◆ Excerpt to read ◆
=======

# Refrigerators and UFAS



## Yikes (Apr 26, 2012)

The Uniform Fedral Accessibility Standards have long required required either a side-by-side refrigerator, or else 100% of refrigerator space to be within 54" above finish floor.  This rules our bottom-freezer refrigerators.  However, when I go onto disabilty advocate forums, I read that many wheelchair users actually prefer a bottom freezer, especially in this era of so many frozen foods.

For example, a frozen pizza could not fit in a side-by-side refrigerator and could not be reached when piled on top of the other foods in a top-freezer refrigerator.  But the bottom freezer solution is effectively disallowed by the requirement described above.

What would be the process of getting this outdated requirement changed?

Text of UFAS:

“4.34.6.8* REFRIGERATOR/FREEZER. Refrigerator/freezers shall comply with 4.34.6.3. Provision shall be made for refrigerators which are:

(1) Of the vertical side-by-side refrigerator/freezer type; or

(2) Of the over-and-under type and meet the following requirements:

   (a) Have at least 50 percent of the freezer space below 54 in (1370 mm) above the floor.

   (b) Have 100 percent of the refrigerator space and controls below 54 in (1370 mm)."


----------

=======

◆ Given task 1 ◆
From the refrigerator thread, extract the passage that begins at the words "The Uniform Fedral" and stops after the words "many frozen foods.".

Layout records:
=======

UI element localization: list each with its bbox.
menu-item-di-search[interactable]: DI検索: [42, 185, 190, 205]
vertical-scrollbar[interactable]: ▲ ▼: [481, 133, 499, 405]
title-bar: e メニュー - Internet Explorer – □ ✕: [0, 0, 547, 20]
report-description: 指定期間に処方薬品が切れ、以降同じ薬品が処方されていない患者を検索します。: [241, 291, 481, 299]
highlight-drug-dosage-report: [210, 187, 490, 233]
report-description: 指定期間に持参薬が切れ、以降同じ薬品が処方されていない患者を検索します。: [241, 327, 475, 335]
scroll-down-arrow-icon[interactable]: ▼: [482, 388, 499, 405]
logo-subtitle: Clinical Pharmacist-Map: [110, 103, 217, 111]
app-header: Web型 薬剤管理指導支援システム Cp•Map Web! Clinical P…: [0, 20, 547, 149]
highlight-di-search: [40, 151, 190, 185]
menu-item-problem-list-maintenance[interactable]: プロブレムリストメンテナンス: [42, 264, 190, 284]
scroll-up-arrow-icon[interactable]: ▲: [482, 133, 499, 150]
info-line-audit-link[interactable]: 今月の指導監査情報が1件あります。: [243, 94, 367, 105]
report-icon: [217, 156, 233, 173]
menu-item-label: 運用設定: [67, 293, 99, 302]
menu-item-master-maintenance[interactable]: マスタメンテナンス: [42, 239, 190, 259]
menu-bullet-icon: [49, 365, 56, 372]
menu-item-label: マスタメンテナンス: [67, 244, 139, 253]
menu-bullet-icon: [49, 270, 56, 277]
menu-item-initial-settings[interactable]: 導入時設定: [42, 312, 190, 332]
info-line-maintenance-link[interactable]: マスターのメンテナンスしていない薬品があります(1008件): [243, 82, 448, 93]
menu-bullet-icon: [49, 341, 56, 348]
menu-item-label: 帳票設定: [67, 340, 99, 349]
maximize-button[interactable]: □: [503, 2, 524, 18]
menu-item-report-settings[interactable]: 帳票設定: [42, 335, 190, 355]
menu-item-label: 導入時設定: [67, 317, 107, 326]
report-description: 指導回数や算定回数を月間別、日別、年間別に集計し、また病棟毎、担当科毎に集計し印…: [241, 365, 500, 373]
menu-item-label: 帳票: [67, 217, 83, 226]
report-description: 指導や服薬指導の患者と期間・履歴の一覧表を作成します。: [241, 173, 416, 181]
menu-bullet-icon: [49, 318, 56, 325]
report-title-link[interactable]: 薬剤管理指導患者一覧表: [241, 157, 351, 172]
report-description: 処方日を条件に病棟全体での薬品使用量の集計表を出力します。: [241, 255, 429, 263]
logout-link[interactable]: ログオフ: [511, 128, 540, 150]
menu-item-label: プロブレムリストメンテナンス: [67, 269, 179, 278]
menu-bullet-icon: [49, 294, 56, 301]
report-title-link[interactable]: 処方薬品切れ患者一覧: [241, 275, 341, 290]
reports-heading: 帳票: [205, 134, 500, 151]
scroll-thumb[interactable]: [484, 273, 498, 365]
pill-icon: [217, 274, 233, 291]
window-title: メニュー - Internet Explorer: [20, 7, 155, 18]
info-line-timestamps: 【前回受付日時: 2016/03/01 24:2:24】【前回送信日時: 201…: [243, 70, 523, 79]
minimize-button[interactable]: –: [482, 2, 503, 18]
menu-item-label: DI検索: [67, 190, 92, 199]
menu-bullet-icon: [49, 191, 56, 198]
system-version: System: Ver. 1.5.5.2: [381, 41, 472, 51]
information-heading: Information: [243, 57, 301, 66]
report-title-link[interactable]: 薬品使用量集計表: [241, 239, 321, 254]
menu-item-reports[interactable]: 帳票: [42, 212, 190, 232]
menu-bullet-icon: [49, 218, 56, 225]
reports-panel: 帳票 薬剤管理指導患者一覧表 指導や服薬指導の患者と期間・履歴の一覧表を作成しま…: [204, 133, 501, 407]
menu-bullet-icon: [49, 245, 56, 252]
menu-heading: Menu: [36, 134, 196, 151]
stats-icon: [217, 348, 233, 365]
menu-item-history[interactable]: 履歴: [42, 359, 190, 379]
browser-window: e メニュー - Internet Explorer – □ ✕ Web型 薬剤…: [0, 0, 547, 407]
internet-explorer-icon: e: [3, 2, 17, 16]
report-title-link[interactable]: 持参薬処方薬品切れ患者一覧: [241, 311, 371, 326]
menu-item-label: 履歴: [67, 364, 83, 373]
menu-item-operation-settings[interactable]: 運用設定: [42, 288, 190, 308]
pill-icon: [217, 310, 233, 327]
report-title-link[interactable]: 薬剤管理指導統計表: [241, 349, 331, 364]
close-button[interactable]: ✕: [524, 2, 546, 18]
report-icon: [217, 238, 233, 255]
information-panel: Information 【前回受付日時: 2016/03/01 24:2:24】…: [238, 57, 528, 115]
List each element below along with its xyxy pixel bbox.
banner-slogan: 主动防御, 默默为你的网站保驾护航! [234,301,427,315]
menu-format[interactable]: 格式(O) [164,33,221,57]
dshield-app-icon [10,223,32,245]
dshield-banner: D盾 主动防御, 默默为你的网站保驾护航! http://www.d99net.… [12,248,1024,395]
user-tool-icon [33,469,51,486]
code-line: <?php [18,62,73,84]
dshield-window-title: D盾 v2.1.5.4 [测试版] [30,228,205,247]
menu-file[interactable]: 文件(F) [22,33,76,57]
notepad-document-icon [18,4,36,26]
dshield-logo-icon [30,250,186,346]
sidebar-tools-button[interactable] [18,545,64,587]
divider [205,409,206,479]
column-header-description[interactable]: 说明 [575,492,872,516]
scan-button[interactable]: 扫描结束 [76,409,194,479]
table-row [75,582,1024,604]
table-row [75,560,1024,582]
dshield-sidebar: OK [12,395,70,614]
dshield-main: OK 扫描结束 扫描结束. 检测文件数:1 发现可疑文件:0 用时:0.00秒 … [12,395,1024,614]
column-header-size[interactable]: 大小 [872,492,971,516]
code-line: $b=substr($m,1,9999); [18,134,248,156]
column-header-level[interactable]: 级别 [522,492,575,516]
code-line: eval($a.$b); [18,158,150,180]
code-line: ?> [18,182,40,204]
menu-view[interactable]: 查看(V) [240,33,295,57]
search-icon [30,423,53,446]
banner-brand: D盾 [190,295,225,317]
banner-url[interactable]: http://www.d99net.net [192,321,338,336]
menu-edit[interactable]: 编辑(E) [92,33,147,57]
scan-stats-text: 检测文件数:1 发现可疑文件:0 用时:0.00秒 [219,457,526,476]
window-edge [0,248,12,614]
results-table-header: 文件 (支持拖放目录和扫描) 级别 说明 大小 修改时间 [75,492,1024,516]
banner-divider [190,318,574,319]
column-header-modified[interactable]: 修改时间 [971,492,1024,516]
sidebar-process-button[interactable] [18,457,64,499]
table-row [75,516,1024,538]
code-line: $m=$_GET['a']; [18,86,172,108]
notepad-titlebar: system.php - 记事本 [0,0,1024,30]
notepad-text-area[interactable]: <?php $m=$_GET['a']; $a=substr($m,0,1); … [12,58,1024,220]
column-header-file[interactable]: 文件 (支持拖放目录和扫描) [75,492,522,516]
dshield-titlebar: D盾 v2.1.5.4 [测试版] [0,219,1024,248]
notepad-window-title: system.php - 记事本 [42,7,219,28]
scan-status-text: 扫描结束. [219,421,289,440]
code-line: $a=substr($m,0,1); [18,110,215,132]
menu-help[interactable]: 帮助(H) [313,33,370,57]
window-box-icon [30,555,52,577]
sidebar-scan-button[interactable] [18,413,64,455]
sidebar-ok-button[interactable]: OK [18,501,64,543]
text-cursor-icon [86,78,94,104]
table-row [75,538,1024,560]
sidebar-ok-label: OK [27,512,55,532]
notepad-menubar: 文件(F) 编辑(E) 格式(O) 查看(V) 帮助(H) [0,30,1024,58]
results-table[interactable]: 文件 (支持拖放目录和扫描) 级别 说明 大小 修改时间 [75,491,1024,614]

=======

◆ Given task 2 ◆
Please copy the records from their start through the line that contains "title-bar: e メニュー", and no other lines.

◆ Written response 1 ◆
The Uniform Fedral Accessibility Standards have long required required either a side-by-side refrigerator, or else 100% of refrigerator space to be within 54" above finish floor.  This rules our bottom-freezer refrigerators.  However, when I go onto disabilty advocate forums, I read that many wheelchair users actually prefer a bottom freezer, especially in this era of so many frozen foods.

◆ Written response 2 ◆
UI element localization: list each with its bbox.
menu-item-di-search[interactable]: DI検索: [42, 185, 190, 205]
vertical-scrollbar[interactable]: ▲ ▼: [481, 133, 499, 405]
title-bar: e メニュー - Internet Explorer – □ ✕: [0, 0, 547, 20]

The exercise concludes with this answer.